## Data extract
· · · · ·

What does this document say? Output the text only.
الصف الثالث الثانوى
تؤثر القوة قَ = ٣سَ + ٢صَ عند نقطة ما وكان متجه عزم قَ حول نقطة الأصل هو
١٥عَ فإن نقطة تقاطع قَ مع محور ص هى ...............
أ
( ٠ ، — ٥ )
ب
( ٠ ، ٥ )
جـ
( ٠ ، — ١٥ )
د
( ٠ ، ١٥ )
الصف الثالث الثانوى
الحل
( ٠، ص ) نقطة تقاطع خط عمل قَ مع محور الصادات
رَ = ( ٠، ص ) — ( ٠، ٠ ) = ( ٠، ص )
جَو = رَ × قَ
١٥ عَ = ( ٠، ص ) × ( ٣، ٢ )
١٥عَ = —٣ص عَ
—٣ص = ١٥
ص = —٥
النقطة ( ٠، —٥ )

· · · · ·

## Problem details
Say how many lines in this listing hold the string "تقاطع", giving the count and nothing more.

## Complete response
2